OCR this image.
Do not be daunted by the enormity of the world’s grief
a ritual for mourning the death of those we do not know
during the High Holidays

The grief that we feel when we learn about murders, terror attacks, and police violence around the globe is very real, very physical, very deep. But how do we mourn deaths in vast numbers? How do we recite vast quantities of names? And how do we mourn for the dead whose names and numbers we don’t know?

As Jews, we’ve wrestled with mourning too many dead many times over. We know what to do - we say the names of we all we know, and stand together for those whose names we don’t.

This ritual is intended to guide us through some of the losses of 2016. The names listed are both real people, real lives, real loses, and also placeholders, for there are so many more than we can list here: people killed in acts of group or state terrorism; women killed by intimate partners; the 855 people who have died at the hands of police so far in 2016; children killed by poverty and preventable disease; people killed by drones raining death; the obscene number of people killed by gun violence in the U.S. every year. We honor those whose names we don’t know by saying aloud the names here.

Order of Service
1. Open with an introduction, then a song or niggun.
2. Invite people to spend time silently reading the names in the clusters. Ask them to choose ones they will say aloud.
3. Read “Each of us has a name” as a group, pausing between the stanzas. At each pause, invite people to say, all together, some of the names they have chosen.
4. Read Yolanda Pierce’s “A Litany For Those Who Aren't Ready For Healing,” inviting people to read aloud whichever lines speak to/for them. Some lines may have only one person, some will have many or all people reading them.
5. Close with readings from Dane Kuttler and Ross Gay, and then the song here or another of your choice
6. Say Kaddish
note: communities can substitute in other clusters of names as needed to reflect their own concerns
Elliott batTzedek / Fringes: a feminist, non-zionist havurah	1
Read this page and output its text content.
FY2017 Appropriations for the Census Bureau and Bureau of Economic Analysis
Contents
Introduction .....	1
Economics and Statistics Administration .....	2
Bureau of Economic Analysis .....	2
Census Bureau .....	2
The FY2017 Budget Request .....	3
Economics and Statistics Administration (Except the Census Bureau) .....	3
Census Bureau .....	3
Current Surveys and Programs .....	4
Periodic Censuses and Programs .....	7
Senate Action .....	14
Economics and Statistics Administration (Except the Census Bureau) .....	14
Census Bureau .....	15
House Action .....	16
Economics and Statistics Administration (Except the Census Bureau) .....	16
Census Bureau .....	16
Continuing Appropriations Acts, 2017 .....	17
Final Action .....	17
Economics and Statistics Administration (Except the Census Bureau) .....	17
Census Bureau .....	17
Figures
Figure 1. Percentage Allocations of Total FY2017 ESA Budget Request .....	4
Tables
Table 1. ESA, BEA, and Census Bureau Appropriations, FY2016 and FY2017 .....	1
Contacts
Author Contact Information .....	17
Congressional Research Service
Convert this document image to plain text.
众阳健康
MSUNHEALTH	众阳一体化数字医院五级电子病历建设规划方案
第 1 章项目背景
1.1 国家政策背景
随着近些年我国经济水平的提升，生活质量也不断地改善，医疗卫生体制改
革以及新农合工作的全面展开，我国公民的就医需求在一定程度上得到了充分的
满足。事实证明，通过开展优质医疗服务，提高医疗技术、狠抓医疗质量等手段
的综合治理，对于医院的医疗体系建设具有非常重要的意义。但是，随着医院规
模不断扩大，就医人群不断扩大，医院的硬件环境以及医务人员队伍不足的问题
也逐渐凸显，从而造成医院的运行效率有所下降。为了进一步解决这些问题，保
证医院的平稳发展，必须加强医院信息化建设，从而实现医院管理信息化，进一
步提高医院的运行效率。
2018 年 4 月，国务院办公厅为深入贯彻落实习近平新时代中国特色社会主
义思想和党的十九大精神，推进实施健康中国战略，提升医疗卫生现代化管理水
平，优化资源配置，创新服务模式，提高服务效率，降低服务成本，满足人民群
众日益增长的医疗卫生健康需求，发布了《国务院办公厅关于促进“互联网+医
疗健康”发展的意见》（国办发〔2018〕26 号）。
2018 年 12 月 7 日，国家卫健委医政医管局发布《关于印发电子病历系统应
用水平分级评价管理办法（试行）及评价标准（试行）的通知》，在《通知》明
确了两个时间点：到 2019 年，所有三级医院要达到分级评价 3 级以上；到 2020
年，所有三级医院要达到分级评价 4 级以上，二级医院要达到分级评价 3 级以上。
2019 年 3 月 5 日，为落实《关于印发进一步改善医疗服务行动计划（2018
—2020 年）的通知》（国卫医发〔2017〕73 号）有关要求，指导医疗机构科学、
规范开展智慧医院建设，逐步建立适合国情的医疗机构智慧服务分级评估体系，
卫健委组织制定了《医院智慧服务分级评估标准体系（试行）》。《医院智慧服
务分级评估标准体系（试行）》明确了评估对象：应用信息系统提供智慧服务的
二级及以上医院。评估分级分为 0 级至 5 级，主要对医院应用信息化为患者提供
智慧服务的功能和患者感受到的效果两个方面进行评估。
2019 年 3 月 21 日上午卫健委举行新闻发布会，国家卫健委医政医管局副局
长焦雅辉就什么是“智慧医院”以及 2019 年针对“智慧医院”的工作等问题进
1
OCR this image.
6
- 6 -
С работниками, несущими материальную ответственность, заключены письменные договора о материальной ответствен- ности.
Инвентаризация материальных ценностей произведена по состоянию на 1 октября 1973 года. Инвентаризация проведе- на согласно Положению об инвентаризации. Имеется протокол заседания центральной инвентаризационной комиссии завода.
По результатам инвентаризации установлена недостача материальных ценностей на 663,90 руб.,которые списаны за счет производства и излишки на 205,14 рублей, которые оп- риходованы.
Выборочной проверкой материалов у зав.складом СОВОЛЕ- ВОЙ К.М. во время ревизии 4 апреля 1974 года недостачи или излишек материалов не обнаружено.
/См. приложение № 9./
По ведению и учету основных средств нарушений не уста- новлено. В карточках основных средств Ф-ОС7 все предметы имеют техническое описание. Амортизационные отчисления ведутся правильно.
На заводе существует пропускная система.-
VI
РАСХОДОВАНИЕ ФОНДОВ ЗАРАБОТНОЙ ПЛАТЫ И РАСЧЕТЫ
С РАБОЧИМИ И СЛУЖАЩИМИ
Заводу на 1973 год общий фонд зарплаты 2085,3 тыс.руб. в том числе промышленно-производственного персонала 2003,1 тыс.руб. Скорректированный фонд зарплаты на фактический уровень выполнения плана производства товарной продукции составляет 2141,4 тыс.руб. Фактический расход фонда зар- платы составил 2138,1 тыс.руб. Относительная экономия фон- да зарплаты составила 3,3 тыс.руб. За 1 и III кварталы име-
● ● ● ● ●
**Task**
From the data, collect all lines where the string "song" appears.

**Response to this task**
1. Open with an introduction, then a song or niggun.
5. Close with readings from Dane Kuttler and Ross Gay, and then the song here or another of your choice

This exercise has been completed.